# [Selected passage]
--- start ---

Why LINQ Matters – Communications of the ACM

Composability is an aspect of component design that addresses the freedom to select and combine generic components in nearly arbitrary configurations to support a wide variety of applications, even applications that were not anticipated by the designers of the components. For example, electrical components are routinely designed so that switches, junctions, and loads can be configured in almost any order to fulfill an enormous variety of applications. Component designers do not need to know the specifics of an application, and component users are not overly constrained by arbitrary choices made by designers. Similarly, in mechanical engineering many applications can be built entirely of generic brackets, hinges, fasteners, and so on, designed at the outset to be configured in any order and layout made possible by standardization of sizes, screw pitches, strength-of-materials, among others.

In this article we use Language-integrated Query (LINQ) as the guiding example of composability. LINQ is a specification of higher-order operators designed specifically to be composable. This specification is broadly applicable over anything that fits a loose definition of “collection,” from objects in memory to asynchronous data streams to resources distributed in the cloud. With such a design, developers build up complexity by chaining together transforms and filters in various orders and by nesting the chains—that is, by building expression trees of operators.

Encoding and transmitting such trees of operators across tiers of a distributed system has many specific benefits, most notably:

Bandwidth savings from injecting filters closer to producers of data and streams, avoiding transmission of unwanted data back to consumers.

--- end ---

# [Exercise task a]
Copy the records verbatim, beginning at their first line and continuing through the line that contains "start-button[interactable] — [8, 564, 44, 600]".

# [Data to process]
--- start ---

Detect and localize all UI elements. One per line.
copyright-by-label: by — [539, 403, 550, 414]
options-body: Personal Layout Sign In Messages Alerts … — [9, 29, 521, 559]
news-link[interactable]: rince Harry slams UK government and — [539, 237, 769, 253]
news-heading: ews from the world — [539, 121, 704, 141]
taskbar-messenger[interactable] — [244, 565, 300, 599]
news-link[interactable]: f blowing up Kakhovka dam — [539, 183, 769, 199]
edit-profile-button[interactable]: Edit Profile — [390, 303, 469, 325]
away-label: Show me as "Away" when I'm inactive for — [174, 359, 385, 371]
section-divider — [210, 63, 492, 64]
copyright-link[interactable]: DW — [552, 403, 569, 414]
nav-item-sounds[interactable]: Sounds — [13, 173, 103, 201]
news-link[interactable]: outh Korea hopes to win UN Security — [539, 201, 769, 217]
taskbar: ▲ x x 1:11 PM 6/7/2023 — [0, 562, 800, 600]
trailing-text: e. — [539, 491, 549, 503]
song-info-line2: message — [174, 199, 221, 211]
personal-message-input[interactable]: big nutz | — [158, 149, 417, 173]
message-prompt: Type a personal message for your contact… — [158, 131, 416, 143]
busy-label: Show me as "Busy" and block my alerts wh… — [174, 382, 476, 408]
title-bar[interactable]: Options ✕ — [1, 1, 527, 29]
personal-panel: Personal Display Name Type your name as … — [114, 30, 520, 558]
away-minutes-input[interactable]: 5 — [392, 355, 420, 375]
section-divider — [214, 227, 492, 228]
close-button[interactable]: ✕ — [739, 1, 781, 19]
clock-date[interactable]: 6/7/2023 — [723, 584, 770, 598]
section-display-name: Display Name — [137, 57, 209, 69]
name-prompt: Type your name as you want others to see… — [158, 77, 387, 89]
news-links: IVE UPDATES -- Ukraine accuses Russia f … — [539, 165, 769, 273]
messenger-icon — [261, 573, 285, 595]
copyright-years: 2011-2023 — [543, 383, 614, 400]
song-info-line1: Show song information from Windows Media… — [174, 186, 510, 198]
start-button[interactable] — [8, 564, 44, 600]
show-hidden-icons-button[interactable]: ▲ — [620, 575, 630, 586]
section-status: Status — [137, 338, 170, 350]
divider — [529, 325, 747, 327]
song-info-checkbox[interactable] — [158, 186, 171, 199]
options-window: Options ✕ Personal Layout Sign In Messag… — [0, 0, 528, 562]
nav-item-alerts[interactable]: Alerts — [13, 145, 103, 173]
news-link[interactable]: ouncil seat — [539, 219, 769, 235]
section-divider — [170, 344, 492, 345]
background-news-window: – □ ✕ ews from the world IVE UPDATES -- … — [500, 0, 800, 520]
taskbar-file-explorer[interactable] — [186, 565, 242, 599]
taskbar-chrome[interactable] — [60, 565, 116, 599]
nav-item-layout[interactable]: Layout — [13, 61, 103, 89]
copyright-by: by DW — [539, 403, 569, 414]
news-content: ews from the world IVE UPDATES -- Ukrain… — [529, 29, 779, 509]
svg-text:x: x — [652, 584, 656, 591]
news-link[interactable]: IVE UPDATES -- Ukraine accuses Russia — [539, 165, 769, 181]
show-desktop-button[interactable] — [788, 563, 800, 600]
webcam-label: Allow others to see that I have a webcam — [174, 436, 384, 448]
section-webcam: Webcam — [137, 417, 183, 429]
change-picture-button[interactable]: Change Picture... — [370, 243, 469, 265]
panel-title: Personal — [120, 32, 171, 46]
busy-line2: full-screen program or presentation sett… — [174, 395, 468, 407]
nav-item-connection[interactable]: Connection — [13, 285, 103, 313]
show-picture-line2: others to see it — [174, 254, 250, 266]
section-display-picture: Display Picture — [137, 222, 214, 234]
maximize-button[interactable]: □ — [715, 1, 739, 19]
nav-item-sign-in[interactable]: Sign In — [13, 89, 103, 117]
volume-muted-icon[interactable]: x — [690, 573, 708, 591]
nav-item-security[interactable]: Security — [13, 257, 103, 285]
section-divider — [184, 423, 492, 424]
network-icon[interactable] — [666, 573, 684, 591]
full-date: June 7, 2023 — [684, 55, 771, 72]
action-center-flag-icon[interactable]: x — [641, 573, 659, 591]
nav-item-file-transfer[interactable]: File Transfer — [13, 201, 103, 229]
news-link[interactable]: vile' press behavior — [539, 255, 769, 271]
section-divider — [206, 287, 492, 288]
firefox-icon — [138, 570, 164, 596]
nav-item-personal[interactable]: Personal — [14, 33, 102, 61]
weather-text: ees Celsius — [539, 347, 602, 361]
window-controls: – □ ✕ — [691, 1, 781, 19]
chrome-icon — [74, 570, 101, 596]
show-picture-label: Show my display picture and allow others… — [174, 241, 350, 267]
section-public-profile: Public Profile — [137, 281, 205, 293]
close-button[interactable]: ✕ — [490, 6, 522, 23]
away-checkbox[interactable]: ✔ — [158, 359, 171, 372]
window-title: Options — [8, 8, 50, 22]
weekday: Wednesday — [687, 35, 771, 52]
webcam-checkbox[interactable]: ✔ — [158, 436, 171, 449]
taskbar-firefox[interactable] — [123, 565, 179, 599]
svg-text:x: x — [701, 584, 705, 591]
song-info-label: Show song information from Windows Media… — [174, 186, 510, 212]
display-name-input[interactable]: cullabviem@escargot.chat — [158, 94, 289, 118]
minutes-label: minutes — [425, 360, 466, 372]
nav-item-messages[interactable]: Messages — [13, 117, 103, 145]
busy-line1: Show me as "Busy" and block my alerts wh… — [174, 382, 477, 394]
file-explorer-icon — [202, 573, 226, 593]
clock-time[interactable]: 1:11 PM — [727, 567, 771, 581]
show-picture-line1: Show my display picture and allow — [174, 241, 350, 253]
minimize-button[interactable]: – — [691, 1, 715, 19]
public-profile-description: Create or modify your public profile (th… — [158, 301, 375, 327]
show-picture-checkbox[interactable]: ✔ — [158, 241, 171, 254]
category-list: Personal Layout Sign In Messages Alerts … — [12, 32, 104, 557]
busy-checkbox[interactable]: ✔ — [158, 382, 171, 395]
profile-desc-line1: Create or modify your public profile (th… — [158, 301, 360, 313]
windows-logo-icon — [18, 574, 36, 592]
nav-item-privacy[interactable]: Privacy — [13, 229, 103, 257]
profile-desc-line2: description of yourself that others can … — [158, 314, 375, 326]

--- end ---

# [Exercise task b]
Name every example the LINQ text gives of things that fit its loose definition of a "collection."

# [Expected answer a]
Detect and localize all UI elements. One per line.
copyright-by-label: by — [539, 403, 550, 414]
options-body: Personal Layout Sign In Messages Alerts … — [9, 29, 521, 559]
news-link[interactable]: rince Harry slams UK government and — [539, 237, 769, 253]
news-heading: ews from the world — [539, 121, 704, 141]
taskbar-messenger[interactable] — [244, 565, 300, 599]
news-link[interactable]: f blowing up Kakhovka dam — [539, 183, 769, 199]
edit-profile-button[interactable]: Edit Profile — [390, 303, 469, 325]
away-label: Show me as "Away" when I'm inactive for — [174, 359, 385, 371]
section-divider — [210, 63, 492, 64]
copyright-link[interactable]: DW — [552, 403, 569, 414]
nav-item-sounds[interactable]: Sounds — [13, 173, 103, 201]
news-link[interactable]: outh Korea hopes to win UN Security — [539, 201, 769, 217]
taskbar: ▲ x x 1:11 PM 6/7/2023 — [0, 562, 800, 600]
trailing-text: e. — [539, 491, 549, 503]
song-info-line2: message — [174, 199, 221, 211]
personal-message-input[interactable]: big nutz | — [158, 149, 417, 173]
message-prompt: Type a personal message for your contact… — [158, 131, 416, 143]
busy-label: Show me as "Busy" and block my alerts wh… — [174, 382, 476, 408]
title-bar[interactable]: Options ✕ — [1, 1, 527, 29]
personal-panel: Personal Display Name Type your name as … — [114, 30, 520, 558]
away-minutes-input[interactable]: 5 — [392, 355, 420, 375]
section-divider — [214, 227, 492, 228]
close-button[interactable]: ✕ — [739, 1, 781, 19]
clock-date[interactable]: 6/7/2023 — [723, 584, 770, 598]
section-display-name: Display Name — [137, 57, 209, 69]
name-prompt: Type your name as you want others to see… — [158, 77, 387, 89]
news-links: IVE UPDATES -- Ukraine accuses Russia f … — [539, 165, 769, 273]
messenger-icon — [261, 573, 285, 595]
copyright-years: 2011-2023 — [543, 383, 614, 400]
song-info-line1: Show song information from Windows Media… — [174, 186, 510, 198]
start-button[interactable] — [8, 564, 44, 600]

# [Expected answer b]
- Objects in memory
- Asynchronous data streams
- Resources distributed in the cloud